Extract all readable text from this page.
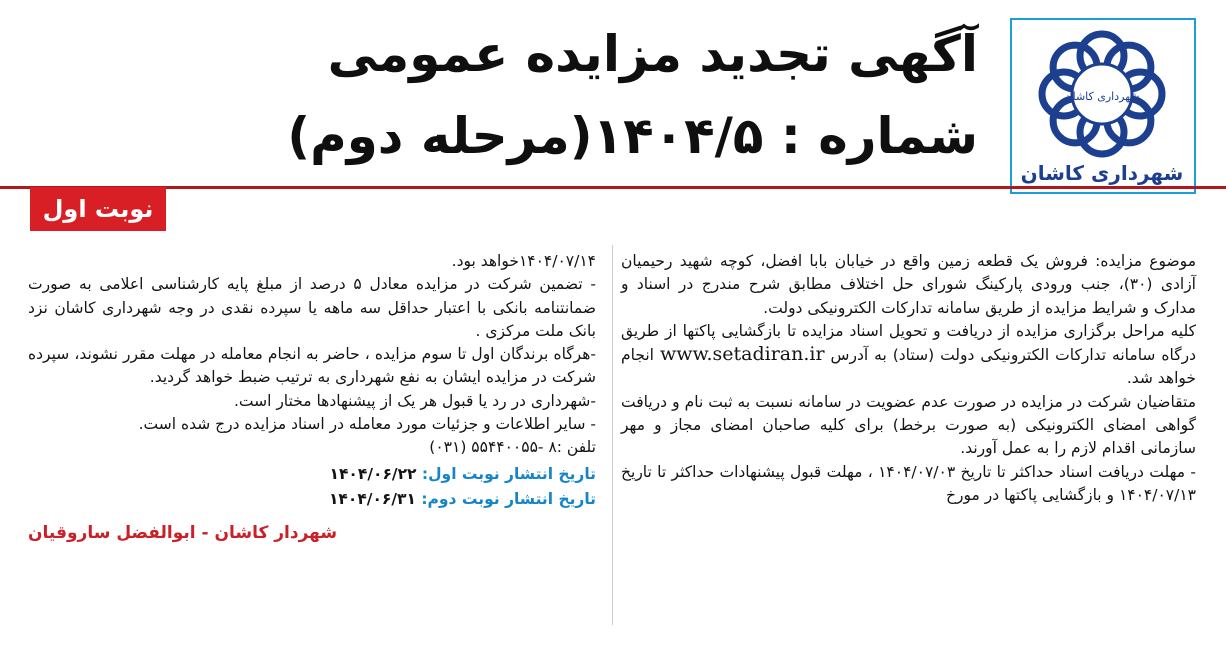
شهرداری کاشان
شهرداری کاشان
آگهی تجدید مزایده عمومی
شماره : ۱۴۰۴/۵(مرحله دوم)
نوبت اول

موضوع مزایده: فروش یک قطعه زمین واقع در خیابان بابا افضل، کوچه شهید رحیمیان آزادی (۳۰)، جنب ورودی پارکینگ شورای حل اختلاف مطابق شرح مندرج در اسناد و مدارک و شرایط مزایده از طریق سامانه تدارکات الکترونیکی دولت.

کلیه مراحل برگزاری مزایده از دریافت و تحویل اسناد مزایده تا بازگشایی پاکتها از طریق درگاه سامانه تدارکات الکترونیکی دولت (ستاد) به آدرس www.setadiran.ir انجام خواهد شد.

متقاضیان شرکت در مزایده در صورت عدم عضویت در سامانه نسبت به ثبت نام و دریافت گواهی امضای الکترونیکی (به صورت برخط) برای کلیه صاحبان امضای مجاز و مهر سازمانی اقدام لازم را به عمل آورند.

- مهلت دریافت اسناد حداکثر تا تاریخ ۱۴۰۴/۰۷/۰۳ ، مهلت قبول پیشنهادات حداکثر تا تاریخ ۱۴۰۴/۰۷/۱۳ و بازگشایی پاکتها در مورخ

۱۴۰۴/۰۷/۱۴خواهد بود.

- تضمین شرکت در مزایده معادل ۵ درصد از مبلغ پایه کارشناسی اعلامی به صورت ضمانتنامه بانکی با اعتبار حداقل سه ماهه یا سپرده نقدی در وجه شهرداری کاشان نزد بانک ملت مرکزی .

-هرگاه برندگان اول تا سوم مزایده ، حاضر به انجام معامله در مهلت مقرر نشوند، سپرده شرکت در مزایده ایشان به نفع شهرداری به ترتیب ضبط خواهد گردید.

-شهرداری در رد یا قبول هر یک از پیشنهادها مختار است.

- سایر اطلاعات و جزئیات مورد معامله در اسناد مزایده درج شده است.

تلفن :۸ -۵۵۴۴۰۰۵۵ (۰۳۱)

تاریخ انتشار نوبت اول: ۱۴۰۴/۰۶/۲۲

تاریخ انتشار نوبت دوم: ۱۴۰۴/۰۶/۳۱

شهردار کاشان - ابوالفضل ساروقیان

## Short exercise
Identify the lines above with the word "تدارکات". Copy them.

## Expected output
موضوع مزایده: فروش یک قطعه زمین واقع در خیابان بابا افضل، کوچه شهید رحیمیان آزادی (۳۰)، جنب ورودی پارکینگ شورای حل اختلاف مطابق شرح مندرج در اسناد و مدارک و شرایط مزایده از طریق سامانه تدارکات الکترونیکی دولت.
کلیه مراحل برگزاری مزایده از دریافت و تحویل اسناد مزایده تا بازگشایی پاکتها از طریق درگاه سامانه تدارکات الکترونیکی دولت (ستاد) به آدرس www.setadiran.ir انجام خواهد شد.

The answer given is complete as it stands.